§ **WHAT IS ASKED**
In the copy, include every entry exactly but none of the pictures.

-------- DATA IN THIS EXERCISE

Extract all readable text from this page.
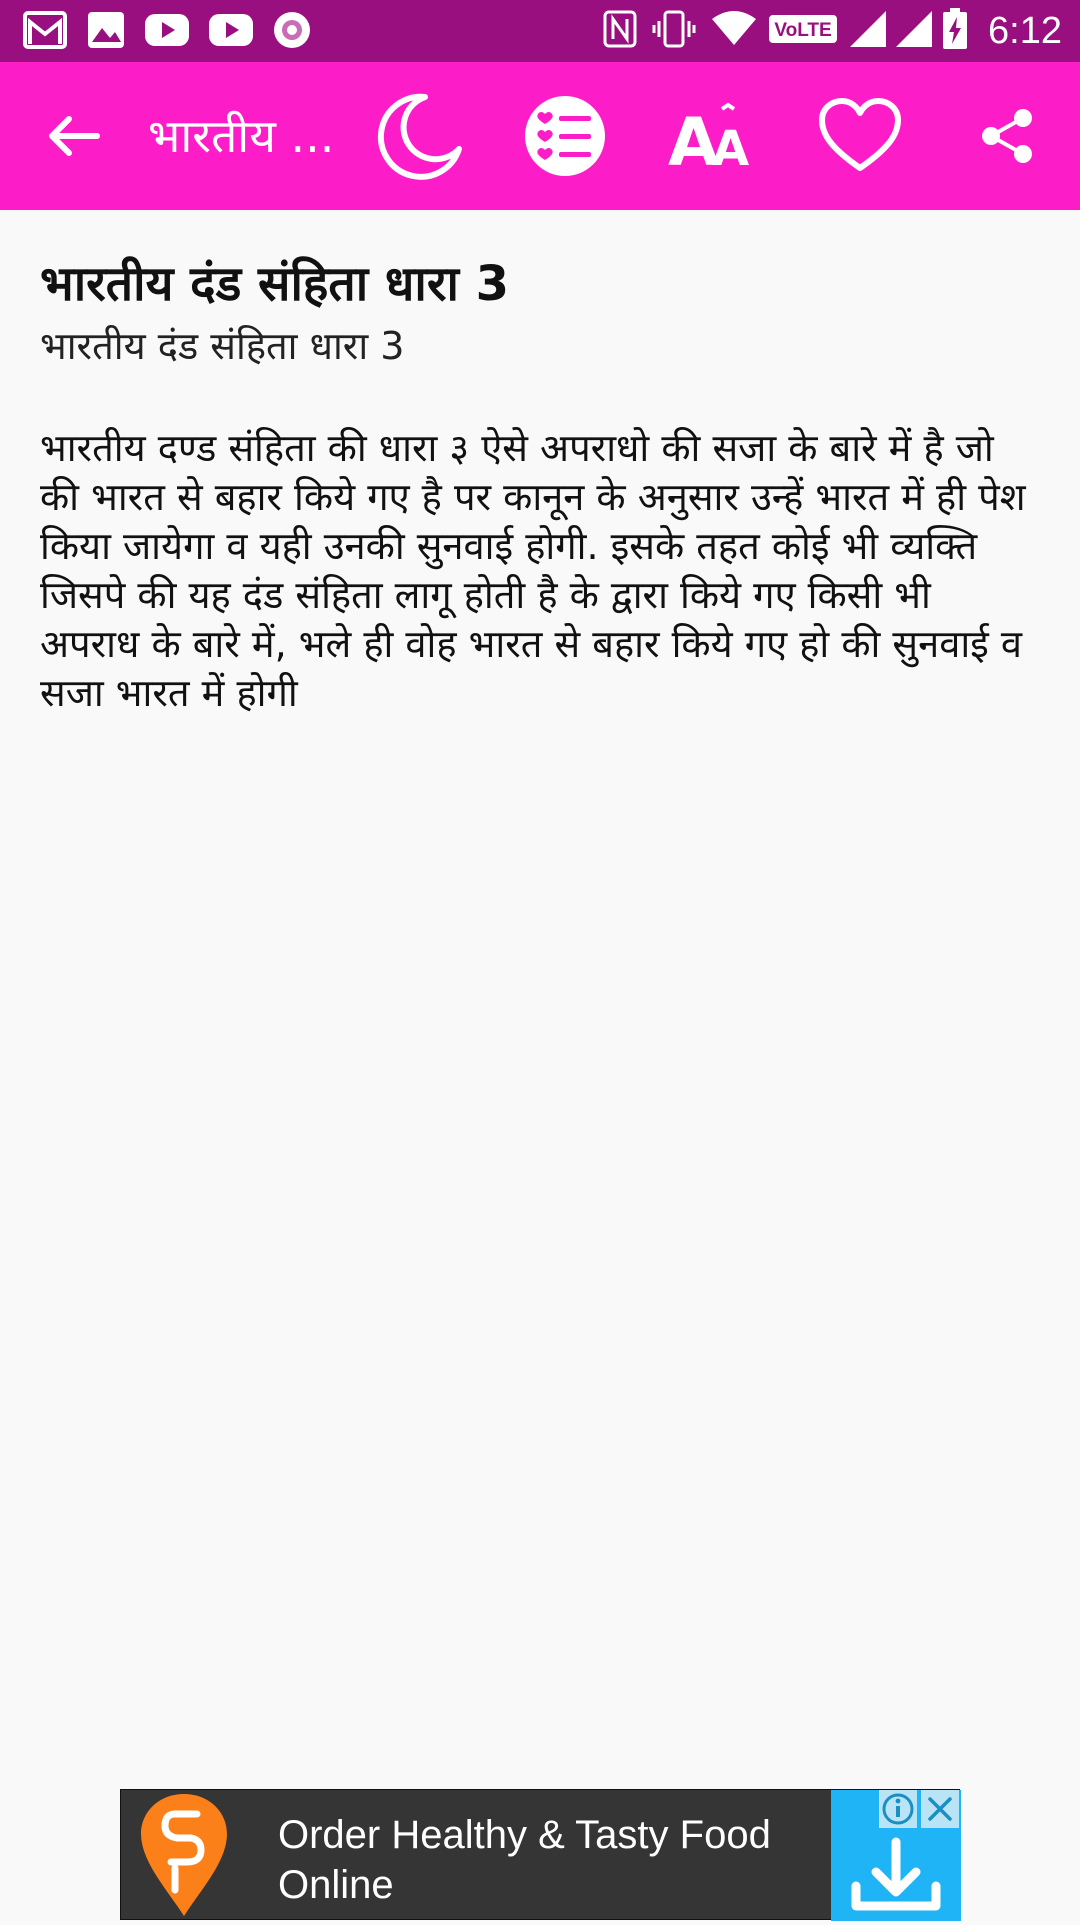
VoLTE	6:12
भारतीय ...	A
A
भारतीय दंड संहिता धारा 3

भारतीय दंड संहिता धारा 3

भारतीय दण्ड संहिता की धारा ३ ऐसे अपराधो की सजा के बारे में है जो की भारत से बहार किये गए है पर कानून के अनुसार उन्हें भारत में ही पेश किया जायेगा व यही उनकी सुनवाई होगी. इसके तहत कोई भी व्यक्ति जिसपे की यह दंड संहिता लागू होती है के द्वारा किये गए किसी भी अपराध के बारे में, भले ही वोह भारत से बहार किये गए हो की सुनवाई व सजा भारत में होगी

Order Healthy & Tasty Food Online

----------------

§ **RESULT**
Extract all readable text from this page.
VoLTE	6:12
भारतीय ...	A
A
भारतीय दंड संहिता धारा 3

भारतीय दंड संहिता धारा 3

भारतीय दण्ड संहिता की धारा ३ ऐसे अपराधो की सजा के बारे में है जो की भारत से बहार किये गए है पर कानून के अनुसार उन्हें भारत में ही पेश किया जायेगा व यही उनकी सुनवाई होगी. इसके तहत कोई भी व्यक्ति जिसपे की यह दंड संहिता लागू होती है के द्वारा किये गए किसी भी अपराध के बारे में, भले ही वोह भारत से बहार किये गए हो की सुनवाई व सजा भारत में होगी

Order Healthy & Tasty Food Online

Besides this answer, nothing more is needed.